# WHAT YOU SHOULD DO
For the material that follows, list every line containing the word "this".

######

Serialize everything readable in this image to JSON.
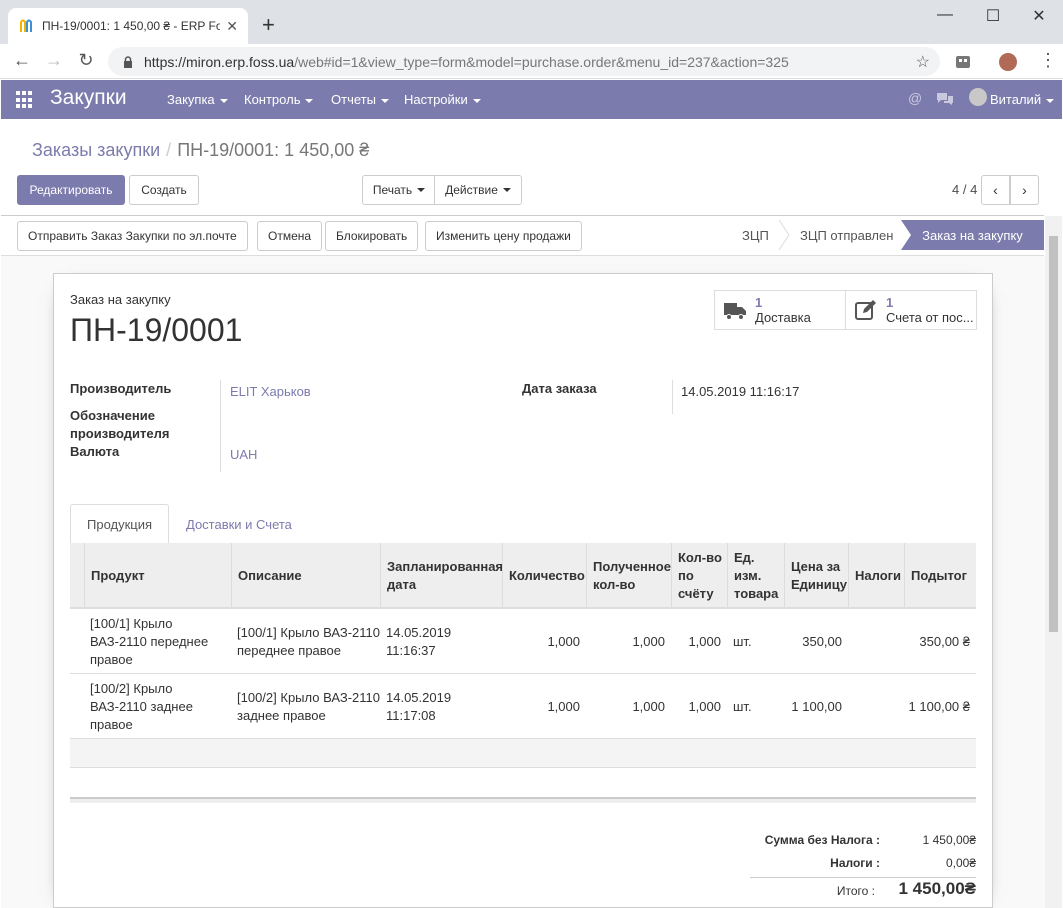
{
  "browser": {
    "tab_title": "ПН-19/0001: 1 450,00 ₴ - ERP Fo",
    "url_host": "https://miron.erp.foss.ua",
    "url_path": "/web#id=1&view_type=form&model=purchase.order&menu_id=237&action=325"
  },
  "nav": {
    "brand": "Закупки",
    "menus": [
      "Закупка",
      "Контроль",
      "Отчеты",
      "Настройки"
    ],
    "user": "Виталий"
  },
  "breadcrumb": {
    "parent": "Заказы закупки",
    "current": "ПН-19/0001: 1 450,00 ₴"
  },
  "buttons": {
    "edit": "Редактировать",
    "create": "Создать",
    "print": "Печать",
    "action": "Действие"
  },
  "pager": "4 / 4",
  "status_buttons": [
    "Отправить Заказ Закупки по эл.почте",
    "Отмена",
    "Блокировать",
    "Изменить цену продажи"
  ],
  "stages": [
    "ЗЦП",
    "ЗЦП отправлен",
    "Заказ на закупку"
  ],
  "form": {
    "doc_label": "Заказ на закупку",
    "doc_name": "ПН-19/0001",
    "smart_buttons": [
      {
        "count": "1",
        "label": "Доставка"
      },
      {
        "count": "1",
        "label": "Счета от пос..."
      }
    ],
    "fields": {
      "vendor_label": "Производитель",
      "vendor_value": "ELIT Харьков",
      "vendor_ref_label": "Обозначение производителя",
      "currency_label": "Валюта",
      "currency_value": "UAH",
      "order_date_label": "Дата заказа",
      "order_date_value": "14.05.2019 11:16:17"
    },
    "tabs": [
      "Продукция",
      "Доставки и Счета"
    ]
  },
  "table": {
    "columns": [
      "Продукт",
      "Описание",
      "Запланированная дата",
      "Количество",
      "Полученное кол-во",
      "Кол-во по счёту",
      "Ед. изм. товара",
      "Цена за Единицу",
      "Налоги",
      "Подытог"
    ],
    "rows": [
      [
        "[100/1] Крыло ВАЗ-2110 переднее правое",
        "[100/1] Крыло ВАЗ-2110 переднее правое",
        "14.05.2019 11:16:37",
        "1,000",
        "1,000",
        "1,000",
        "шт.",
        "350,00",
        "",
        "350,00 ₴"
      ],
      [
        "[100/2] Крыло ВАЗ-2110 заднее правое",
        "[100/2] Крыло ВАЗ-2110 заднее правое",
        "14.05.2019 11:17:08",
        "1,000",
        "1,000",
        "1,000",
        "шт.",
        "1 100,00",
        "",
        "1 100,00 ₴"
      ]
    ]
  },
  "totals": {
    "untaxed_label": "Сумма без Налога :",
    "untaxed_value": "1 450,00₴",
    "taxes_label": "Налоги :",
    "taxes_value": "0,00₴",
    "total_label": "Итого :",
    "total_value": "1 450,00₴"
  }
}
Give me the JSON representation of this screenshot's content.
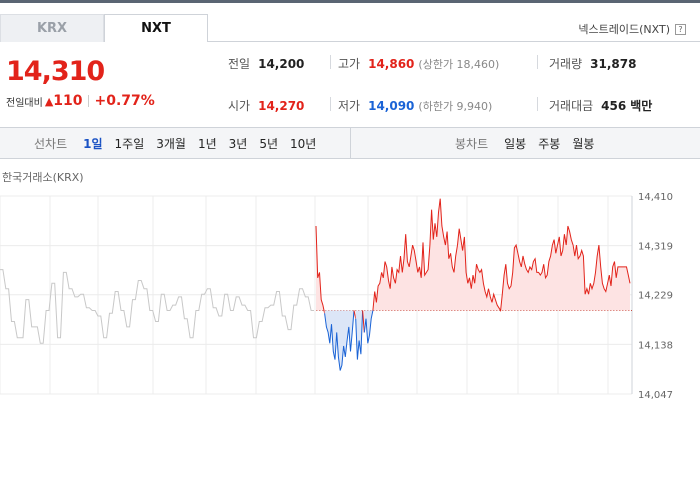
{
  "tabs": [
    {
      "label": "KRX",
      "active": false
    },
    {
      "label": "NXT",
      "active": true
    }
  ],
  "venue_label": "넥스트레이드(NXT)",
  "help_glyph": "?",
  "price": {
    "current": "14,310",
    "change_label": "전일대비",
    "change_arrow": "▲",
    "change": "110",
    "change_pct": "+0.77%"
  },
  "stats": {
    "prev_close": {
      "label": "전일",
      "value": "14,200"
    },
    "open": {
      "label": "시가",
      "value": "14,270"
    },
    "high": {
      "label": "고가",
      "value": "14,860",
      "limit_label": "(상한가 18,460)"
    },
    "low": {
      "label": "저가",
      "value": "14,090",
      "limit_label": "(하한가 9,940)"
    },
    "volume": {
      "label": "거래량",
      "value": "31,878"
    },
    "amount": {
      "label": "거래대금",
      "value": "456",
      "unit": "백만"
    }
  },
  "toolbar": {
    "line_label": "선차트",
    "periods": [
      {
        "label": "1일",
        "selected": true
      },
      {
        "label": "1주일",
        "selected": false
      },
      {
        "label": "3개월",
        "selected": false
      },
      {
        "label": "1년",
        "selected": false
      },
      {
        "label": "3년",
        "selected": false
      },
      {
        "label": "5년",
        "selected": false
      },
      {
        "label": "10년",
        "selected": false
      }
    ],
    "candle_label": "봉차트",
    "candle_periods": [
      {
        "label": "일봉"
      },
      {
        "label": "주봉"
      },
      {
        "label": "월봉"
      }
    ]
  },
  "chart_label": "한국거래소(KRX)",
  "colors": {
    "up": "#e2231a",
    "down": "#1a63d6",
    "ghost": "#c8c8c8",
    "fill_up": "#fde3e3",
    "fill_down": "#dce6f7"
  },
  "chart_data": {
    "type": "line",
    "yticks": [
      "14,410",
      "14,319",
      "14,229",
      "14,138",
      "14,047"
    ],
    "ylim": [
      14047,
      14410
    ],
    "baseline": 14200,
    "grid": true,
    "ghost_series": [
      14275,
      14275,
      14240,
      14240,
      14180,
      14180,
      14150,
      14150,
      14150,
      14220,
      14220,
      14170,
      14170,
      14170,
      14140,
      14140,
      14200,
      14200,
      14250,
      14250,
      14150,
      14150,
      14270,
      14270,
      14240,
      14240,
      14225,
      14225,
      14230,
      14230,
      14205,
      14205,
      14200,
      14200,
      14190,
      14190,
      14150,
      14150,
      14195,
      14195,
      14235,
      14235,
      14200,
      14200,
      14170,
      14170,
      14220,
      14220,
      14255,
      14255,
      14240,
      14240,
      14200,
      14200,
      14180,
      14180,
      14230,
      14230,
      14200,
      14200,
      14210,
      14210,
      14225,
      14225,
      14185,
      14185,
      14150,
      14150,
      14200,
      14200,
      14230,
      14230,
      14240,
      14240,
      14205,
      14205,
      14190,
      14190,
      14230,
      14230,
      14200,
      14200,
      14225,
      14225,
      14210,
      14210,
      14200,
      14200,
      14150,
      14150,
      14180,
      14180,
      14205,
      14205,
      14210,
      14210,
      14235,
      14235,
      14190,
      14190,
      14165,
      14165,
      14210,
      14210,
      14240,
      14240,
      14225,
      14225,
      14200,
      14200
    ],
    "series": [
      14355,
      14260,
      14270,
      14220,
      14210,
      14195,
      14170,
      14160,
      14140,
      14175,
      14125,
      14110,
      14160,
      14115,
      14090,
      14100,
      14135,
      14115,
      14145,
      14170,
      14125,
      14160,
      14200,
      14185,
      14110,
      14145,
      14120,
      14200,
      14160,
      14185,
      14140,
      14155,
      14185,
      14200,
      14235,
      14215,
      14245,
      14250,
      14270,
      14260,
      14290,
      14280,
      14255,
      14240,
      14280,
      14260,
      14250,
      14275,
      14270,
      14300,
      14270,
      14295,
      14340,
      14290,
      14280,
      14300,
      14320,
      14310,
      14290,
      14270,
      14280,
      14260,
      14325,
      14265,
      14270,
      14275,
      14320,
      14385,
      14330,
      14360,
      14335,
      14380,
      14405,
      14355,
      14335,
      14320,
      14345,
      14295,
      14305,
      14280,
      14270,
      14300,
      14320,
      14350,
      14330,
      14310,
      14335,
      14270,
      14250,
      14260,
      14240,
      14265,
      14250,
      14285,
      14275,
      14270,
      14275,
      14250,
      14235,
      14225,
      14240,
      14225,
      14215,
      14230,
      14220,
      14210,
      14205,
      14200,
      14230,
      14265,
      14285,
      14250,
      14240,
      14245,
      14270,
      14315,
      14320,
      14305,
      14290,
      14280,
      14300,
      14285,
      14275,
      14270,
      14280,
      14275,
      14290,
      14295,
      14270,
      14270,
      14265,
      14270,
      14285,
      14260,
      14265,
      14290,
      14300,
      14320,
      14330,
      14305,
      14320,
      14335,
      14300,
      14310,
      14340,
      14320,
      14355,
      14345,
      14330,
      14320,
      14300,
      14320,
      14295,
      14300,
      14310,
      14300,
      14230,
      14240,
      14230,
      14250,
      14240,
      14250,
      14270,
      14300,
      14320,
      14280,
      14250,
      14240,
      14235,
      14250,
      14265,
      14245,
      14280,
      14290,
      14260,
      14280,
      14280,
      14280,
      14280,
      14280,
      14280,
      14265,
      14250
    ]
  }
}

######

# WRITTEN ANSWER
Serialize everything readable in this image to JSON.
Give me the JSON representation of this screenshot's content.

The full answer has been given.